_PROBLEM TO SOLVE_. Below are records. Copy every line with "tomographic" in it.

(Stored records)
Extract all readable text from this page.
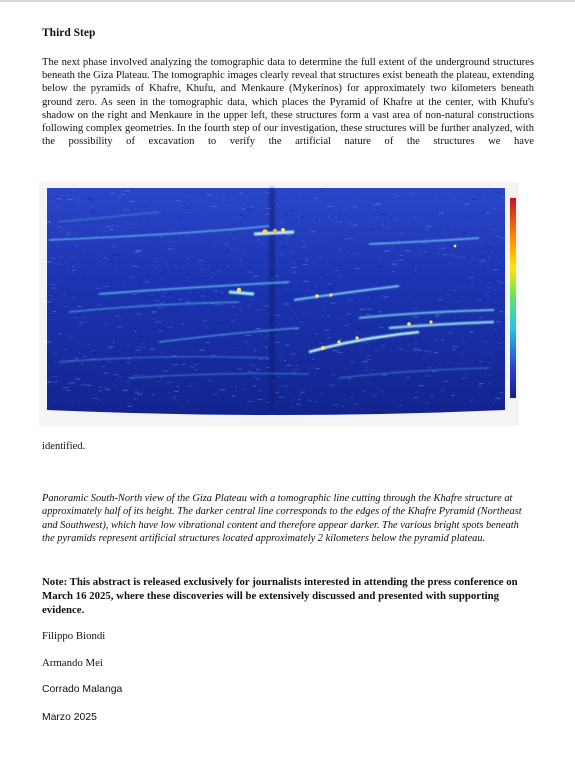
Third Step

The next phase involved analyzing the tomographic data to determine the full extent of the underground structures beneath the Giza Plateau. The tomographic images clearly reveal that structures exist beneath the plateau, extending below the pyramids of Khafre, Khufu, and Menkaure (Mykerinos) for approximately two kilometers beneath ground zero. As seen in the tomographic data, which places the Pyramid of Khafre at the center, with Khufu's shadow on the right and Menkaure in the upper left, these structures form a vast area of non-natural constructions following complex geometries. In the fourth step of our investigation, these structures will be further analyzed, with the possibility of excavation to verify the artificial nature of the structures we have

identified.

Panoramic South-North view of the Giza Plateau with a tomographic line cutting through the Khafre structure at approximately half of its height. The darker central line corresponds to the edges of the Khafre Pyramid (Northeast and Southwest), which have low vibrational content and therefore appear darker. The various bright spots beneath the pyramids represent artificial structures located approximately 2 kilometers below the pyramid plateau.

Note: This abstract is released exclusively for journalists interested in attending the press conference on March 16 2025, where these discoveries will be extensively discussed and presented with supporting evidence.

Filippo Biondi

Armando Mei

Corrado Malanga

Marzo 2025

_FULL ANSWER_.
The next phase involved analyzing the tomographic data to determine the full extent of the underground structures beneath the Giza Plateau. The tomographic images clearly reveal that structures exist beneath the plateau, extending below the pyramids of Khafre, Khufu, and Menkaure (Mykerinos) for approximately two kilometers beneath ground zero. As seen in the tomographic data, which places the Pyramid of Khafre at the center, with Khufu's shadow on the right and Menkaure in the upper left, these structures form a vast area of non-natural constructions following complex geometries. In the fourth step of our investigation, these structures will be further analyzed, with the possibility of excavation to verify the artificial nature of the structures we have
Panoramic South-North view of the Giza Plateau with a tomographic line cutting through the Khafre structure at approximately half of its height. The darker central line corresponds to the edges of the Khafre Pyramid (Northeast and Southwest), which have low vibrational content and therefore appear darker. The various bright spots beneath the pyramids represent artificial structures located approximately 2 kilometers below the pyramid plateau.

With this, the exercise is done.